▸ **Source passage**
--- BEGIN ---

What kinds of stories did they believe about the dragons? Sir Galahad comes riding in from the forest, his armor is dented, he's bruised and bleeding. "What happened Sir Galahad?" "I had an encounter with the dragon." Well, maybe he did and maybe he didn't. The listener have no way of checking it out. Even if it did happen, it would not leave behind enormous, easily available evidence to him of its occurrence. Since it doesn't meet the condition of leaving behind enormous, easily available evidence, you can sell him anything. As long as the audience would have no access to evidence even if the event occurred, the audience has to decide whether to trust the witness or not. If he is tall, if he is handsome, if he writes sonnets, if he is good at jousting, then maybe he will be believed. Why? Because he describes an event which even if it had happened, would be inaccessible. If you describe it as inaccessible, may be able to sell anything.

Achilles comes down from the mountain and he says, "I just met Athena and she gave me a new strategy for the war." Now, if you are in the Greek camp down below, you have no access to evidence. You don't know what happened on the mountain top. At that point, all bets are off. At that point you may be able to get people to believe without limit. Only when you have an event which meets the Kuzari's conditions, an event which if it had happened would have left behind enormous, easily available evidence of its occurrence to the audience, are you out of luck and not able to sell it. That is what the Kuzari says.

Take, for example, Christian "miracles." Many people feel that if we had a good reason to believe in miracles, we would be embarrassed by Christian claims to miracles. There are two things wrong with this worry.

Number one, we have no commitment against Christian miracles. As far as we are concerned, maybe the Christian miracles did take place, because in Judaism, miracles alone prove nothing. It says in Deuteronomy, Chapter 13, that there will be false prophets who will do miracles! So, if someone tries to prove that he has a message from G-d by strolling on the lake, that proves nothing. It could be that he is one of the false prophets who does miracles. So I have no particular commitment against Christian miracles. If they happen to have occurred then they would qualify for chapter 13 (Deuteronomy)!

--- END ---

▸ **Stored data**
--- BEGIN ---

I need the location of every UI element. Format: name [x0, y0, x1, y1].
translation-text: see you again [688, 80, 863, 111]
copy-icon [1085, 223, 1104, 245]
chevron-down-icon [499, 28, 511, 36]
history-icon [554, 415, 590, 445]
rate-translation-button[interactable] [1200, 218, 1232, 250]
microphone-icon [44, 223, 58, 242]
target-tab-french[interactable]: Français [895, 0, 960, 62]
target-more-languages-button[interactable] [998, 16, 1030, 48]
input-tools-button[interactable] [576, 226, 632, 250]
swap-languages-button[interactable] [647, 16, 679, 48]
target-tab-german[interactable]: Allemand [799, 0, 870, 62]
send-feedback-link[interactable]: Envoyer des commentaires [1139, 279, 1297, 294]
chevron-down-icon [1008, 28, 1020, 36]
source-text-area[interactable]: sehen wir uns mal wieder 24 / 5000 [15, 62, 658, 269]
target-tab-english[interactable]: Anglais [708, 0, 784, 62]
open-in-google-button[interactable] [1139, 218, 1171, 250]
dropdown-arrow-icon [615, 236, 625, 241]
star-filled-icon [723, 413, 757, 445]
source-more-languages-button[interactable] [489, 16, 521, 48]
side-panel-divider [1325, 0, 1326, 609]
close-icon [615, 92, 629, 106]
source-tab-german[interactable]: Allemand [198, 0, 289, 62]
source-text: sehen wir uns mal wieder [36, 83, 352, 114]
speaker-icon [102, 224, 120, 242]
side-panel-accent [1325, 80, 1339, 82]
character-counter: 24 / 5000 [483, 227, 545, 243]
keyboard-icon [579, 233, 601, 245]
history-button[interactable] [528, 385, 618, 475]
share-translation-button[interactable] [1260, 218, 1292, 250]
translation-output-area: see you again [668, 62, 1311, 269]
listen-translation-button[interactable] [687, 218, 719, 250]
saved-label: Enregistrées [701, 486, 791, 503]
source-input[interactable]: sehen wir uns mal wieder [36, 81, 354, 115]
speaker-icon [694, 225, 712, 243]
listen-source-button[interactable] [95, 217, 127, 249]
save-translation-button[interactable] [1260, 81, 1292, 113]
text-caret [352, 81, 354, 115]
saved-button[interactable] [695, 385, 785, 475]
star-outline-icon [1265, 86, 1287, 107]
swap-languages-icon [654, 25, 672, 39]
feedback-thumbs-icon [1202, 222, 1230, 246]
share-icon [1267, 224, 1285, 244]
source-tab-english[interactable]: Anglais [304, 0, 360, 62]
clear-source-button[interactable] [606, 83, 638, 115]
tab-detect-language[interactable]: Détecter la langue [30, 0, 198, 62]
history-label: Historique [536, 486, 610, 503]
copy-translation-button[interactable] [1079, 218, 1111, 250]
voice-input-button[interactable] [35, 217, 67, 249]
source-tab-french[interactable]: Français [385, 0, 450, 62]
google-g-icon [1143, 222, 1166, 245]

--- END ---

▸ **Task description**
Write out the passage on the Kuzari above word for word, everything from "Take, for example, Christian" down to "chapter 13 (Deuteronomy)!".

▸ **Reply to the task**
Take, for example, Christian "miracles." Many people feel that if we had a good reason to believe in miracles, we would be embarrassed by Christian claims to miracles. There are two things wrong with this worry.

Number one, we have no commitment against Christian miracles. As far as we are concerned, maybe the Christian miracles did take place, because in Judaism, miracles alone prove nothing. It says in Deuteronomy, Chapter 13, that there will be false prophets who will do miracles! So, if someone tries to prove that he has a message from G-d by strolling on the lake, that proves nothing. It could be that he is one of the false prophets who does miracles. So I have no particular commitment against Christian miracles. If they happen to have occurred then they would qualify for chapter 13 (Deuteronomy)!